(Records contained in a dataset)
----------

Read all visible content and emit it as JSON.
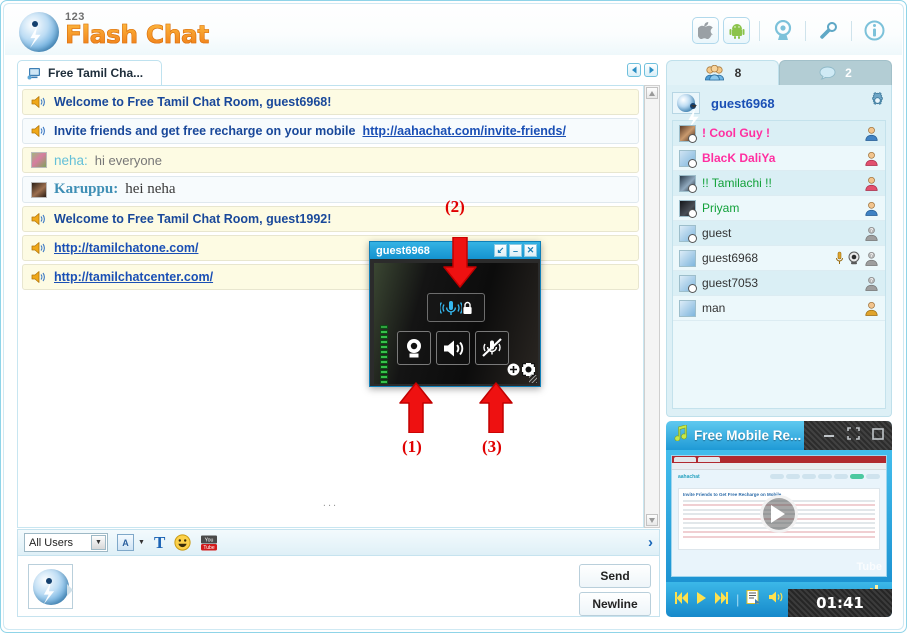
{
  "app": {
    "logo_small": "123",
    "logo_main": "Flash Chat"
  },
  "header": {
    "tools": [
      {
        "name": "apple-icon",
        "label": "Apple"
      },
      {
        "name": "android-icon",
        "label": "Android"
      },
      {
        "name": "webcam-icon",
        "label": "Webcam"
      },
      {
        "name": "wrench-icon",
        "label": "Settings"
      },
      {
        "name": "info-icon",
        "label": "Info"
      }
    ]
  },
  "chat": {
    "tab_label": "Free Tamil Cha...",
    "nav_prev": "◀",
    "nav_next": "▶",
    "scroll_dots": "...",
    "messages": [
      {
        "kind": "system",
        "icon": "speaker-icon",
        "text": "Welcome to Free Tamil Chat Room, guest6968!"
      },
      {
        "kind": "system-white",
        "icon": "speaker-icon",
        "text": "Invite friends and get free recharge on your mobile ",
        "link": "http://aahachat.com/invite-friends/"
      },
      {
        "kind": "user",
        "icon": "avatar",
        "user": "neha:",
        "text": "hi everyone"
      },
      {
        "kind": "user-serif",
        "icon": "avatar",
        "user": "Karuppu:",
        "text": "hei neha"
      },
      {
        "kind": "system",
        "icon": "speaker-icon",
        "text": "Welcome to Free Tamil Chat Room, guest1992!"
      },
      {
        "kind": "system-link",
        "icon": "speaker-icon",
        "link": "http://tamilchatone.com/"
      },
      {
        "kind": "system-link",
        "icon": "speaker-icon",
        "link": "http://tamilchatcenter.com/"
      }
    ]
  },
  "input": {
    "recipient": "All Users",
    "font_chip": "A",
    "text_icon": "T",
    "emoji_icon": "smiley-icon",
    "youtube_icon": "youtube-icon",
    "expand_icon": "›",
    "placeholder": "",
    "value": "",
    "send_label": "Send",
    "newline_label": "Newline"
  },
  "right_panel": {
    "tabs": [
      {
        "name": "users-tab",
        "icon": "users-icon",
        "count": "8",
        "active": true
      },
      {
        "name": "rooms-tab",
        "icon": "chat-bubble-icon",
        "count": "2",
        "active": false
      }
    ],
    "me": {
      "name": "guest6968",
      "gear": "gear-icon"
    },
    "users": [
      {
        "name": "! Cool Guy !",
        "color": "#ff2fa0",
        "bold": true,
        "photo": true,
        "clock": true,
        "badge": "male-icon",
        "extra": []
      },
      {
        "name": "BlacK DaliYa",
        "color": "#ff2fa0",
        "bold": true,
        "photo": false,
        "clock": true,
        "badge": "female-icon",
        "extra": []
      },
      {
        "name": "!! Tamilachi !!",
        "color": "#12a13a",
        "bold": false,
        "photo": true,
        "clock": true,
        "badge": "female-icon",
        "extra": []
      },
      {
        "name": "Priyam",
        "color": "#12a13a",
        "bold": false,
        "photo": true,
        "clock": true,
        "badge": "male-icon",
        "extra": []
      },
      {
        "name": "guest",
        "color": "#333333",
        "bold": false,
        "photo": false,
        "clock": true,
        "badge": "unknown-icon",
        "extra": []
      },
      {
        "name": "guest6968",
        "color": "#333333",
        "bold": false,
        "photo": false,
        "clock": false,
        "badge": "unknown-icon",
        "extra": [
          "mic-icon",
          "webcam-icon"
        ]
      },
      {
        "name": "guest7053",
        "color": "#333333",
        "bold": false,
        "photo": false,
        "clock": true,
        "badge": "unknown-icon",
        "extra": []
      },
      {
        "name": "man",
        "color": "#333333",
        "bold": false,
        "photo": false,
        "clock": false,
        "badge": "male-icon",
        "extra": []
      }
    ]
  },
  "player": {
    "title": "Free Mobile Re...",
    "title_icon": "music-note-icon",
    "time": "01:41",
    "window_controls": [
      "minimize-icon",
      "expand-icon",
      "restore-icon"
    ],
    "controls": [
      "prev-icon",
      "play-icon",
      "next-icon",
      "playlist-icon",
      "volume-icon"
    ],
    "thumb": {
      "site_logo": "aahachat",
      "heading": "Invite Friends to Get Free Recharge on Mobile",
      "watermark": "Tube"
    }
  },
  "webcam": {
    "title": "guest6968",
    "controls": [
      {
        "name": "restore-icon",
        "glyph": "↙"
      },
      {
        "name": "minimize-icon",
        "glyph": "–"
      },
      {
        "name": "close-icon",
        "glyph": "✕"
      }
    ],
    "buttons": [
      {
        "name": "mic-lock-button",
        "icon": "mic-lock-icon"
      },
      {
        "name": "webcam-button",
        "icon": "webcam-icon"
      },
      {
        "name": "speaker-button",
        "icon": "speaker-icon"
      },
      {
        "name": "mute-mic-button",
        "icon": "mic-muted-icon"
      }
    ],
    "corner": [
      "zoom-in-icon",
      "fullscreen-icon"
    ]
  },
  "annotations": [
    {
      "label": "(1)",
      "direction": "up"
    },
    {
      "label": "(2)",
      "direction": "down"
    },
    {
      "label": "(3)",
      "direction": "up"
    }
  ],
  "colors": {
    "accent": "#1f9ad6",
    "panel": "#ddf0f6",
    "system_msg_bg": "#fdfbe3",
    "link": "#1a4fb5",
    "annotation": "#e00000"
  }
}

----------

- **Task brief**
Note each line of the entries that has "link" in it, and copy those lines.

- **Expected output**
        "link": "http://aahachat.com/invite-friends/"
        "kind": "system-link",
        "link": "http://tamilchatone.com/"
        "kind": "system-link",
        "link": "http://tamilchatcenter.com/"
    "link": "#1a4fb5",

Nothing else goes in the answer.